Filter for the word "Visconde" and keep each matching line.

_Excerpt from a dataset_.

########################################

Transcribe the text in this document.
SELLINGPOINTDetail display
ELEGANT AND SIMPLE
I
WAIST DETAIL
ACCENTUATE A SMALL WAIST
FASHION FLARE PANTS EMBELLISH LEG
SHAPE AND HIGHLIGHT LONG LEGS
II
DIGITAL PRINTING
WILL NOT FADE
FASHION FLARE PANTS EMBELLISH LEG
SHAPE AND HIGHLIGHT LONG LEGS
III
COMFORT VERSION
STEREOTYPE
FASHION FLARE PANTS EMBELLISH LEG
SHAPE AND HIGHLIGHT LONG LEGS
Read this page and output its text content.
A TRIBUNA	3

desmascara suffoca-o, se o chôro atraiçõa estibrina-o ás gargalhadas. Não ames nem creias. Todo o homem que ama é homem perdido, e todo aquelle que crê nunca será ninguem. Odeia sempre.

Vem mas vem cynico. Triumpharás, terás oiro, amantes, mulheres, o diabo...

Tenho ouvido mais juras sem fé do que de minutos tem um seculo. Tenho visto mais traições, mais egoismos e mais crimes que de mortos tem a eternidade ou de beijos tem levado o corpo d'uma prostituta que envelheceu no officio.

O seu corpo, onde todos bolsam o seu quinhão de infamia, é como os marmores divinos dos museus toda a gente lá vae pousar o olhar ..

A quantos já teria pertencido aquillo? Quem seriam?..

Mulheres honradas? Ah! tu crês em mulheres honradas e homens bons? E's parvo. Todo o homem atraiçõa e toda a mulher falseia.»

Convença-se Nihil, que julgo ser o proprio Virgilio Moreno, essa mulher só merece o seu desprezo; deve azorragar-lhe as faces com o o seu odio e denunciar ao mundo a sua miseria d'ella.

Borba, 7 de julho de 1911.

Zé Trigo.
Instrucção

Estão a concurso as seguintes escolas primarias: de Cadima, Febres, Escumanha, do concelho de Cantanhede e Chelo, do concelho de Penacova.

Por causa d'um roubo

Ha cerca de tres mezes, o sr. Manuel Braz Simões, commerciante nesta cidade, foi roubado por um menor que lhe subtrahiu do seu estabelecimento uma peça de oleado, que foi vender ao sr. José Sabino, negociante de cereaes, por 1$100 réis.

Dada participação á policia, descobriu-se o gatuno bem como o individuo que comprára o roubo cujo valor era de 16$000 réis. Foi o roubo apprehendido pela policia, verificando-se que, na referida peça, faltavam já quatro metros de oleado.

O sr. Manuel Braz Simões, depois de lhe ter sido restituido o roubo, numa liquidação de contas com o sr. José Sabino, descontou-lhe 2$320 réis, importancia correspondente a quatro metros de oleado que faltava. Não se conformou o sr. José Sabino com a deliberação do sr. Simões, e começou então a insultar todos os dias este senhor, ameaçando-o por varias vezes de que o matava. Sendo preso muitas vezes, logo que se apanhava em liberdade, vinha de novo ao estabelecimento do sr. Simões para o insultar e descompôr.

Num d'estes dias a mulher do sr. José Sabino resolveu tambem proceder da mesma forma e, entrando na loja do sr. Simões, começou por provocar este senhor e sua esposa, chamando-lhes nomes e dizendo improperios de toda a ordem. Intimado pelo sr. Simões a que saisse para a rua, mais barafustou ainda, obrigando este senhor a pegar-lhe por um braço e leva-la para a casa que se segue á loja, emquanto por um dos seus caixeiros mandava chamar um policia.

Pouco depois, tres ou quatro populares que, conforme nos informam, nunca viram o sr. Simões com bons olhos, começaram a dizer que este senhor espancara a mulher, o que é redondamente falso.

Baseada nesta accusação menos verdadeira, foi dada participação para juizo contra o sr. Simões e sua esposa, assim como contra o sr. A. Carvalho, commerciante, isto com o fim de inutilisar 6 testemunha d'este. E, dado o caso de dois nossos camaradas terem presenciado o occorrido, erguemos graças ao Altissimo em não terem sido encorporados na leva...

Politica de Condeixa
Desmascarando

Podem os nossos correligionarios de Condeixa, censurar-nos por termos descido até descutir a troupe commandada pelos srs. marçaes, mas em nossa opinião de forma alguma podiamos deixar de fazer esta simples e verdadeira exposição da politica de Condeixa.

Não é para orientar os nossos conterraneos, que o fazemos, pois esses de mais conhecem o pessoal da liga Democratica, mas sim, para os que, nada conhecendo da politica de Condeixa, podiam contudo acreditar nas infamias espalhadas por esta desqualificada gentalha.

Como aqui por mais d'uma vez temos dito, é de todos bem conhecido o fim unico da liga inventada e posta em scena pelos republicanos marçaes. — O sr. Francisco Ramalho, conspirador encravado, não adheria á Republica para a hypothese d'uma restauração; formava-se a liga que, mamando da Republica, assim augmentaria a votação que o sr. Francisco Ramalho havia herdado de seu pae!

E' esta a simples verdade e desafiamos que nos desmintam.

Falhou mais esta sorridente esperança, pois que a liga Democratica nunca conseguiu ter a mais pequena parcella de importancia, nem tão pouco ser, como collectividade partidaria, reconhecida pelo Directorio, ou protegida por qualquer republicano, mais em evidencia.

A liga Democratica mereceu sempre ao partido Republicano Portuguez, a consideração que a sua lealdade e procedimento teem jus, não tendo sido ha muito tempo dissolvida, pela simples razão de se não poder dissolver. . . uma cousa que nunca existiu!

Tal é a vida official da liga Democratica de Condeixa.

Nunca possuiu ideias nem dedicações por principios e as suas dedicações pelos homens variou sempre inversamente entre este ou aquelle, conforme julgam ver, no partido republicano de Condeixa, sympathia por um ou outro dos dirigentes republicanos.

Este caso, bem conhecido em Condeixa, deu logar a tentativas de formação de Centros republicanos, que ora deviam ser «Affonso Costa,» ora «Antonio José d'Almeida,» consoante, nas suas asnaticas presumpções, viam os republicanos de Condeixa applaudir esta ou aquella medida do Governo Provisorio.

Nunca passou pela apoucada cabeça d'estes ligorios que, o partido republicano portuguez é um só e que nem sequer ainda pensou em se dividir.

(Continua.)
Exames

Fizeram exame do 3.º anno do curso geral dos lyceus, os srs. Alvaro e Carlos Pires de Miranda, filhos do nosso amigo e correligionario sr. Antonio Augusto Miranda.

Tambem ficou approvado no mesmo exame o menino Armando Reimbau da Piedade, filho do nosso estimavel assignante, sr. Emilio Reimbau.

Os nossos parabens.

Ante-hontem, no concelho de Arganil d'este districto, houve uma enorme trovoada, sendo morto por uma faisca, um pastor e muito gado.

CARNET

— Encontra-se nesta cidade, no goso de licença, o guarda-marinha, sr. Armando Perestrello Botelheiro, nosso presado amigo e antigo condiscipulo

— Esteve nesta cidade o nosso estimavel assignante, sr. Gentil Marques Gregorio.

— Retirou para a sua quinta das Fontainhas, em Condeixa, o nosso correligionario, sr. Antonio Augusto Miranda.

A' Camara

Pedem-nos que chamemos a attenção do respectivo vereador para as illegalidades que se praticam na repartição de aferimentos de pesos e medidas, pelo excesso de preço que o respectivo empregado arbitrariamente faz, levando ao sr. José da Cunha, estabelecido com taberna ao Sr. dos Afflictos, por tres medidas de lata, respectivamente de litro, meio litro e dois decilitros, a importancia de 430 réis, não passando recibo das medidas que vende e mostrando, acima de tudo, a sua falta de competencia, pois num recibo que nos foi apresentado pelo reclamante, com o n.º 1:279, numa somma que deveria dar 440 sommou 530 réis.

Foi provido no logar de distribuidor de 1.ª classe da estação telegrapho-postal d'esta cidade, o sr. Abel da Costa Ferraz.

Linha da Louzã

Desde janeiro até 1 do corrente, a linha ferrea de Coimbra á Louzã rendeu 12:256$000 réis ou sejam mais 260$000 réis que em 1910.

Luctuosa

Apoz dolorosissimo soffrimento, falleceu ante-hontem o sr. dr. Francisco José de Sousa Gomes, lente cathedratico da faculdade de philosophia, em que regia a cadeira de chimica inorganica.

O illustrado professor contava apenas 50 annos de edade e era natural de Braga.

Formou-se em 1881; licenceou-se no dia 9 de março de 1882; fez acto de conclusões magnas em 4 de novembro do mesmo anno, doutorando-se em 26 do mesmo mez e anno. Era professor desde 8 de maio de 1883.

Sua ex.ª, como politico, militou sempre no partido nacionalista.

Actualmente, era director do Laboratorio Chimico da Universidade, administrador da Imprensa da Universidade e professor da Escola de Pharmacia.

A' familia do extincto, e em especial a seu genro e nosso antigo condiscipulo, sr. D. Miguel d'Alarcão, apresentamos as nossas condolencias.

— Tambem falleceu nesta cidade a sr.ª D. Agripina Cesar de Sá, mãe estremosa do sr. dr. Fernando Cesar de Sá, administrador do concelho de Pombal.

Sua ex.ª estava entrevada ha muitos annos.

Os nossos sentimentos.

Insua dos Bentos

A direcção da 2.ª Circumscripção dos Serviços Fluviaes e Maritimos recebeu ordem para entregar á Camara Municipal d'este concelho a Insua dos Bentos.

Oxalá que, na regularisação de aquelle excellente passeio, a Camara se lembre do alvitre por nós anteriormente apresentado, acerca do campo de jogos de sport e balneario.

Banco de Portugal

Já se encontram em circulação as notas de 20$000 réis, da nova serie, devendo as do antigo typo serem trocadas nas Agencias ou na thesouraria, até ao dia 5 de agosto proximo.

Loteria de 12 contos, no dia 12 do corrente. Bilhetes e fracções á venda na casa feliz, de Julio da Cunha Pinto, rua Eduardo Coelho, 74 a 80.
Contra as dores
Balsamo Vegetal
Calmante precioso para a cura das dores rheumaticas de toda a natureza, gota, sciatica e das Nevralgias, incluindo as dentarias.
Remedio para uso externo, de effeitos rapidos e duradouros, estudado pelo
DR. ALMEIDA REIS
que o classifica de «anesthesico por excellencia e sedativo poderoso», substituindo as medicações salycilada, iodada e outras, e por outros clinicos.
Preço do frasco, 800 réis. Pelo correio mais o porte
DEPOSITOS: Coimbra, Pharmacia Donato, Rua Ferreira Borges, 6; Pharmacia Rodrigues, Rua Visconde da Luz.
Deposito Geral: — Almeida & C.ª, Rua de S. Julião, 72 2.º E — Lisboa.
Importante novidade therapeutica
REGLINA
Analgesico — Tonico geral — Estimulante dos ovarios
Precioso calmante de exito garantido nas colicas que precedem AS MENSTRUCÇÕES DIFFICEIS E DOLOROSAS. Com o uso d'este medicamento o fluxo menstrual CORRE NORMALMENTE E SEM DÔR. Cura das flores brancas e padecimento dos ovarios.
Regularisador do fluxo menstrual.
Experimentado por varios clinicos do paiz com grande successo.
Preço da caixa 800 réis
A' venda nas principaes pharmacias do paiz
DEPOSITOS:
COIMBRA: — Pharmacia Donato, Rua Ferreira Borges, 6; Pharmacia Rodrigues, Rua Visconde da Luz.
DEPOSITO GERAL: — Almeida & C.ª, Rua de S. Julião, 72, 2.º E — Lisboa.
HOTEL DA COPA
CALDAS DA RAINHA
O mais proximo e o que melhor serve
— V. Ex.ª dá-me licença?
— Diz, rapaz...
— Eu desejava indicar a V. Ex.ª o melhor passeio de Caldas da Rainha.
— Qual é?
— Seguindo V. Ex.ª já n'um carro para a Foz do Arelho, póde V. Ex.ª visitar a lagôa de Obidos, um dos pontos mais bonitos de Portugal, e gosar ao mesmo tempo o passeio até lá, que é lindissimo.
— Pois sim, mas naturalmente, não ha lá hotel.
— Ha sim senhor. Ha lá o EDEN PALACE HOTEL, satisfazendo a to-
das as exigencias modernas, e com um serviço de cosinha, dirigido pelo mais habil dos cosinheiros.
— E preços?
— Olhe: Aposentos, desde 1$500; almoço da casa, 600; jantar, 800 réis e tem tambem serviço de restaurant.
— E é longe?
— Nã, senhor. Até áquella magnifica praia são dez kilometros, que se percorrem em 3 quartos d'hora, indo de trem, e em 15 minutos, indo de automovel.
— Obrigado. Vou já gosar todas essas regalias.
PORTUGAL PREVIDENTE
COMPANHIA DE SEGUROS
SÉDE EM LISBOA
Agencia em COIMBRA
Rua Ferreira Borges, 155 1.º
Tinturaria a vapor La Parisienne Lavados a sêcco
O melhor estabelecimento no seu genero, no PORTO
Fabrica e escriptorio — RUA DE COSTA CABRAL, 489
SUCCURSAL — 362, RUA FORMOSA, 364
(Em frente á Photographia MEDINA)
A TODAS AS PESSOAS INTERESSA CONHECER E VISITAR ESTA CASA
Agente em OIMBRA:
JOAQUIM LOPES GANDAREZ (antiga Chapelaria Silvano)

########################################

_Exercise response_.
DEPOSITOS: Coimbra, Pharmacia Donato, Rua Ferreira Borges, 6; Pharmacia Rodrigues, Rua Visconde da Luz.
COIMBRA: — Pharmacia Donato, Rua Ferreira Borges, 6; Pharmacia Rodrigues, Rua Visconde da Luz.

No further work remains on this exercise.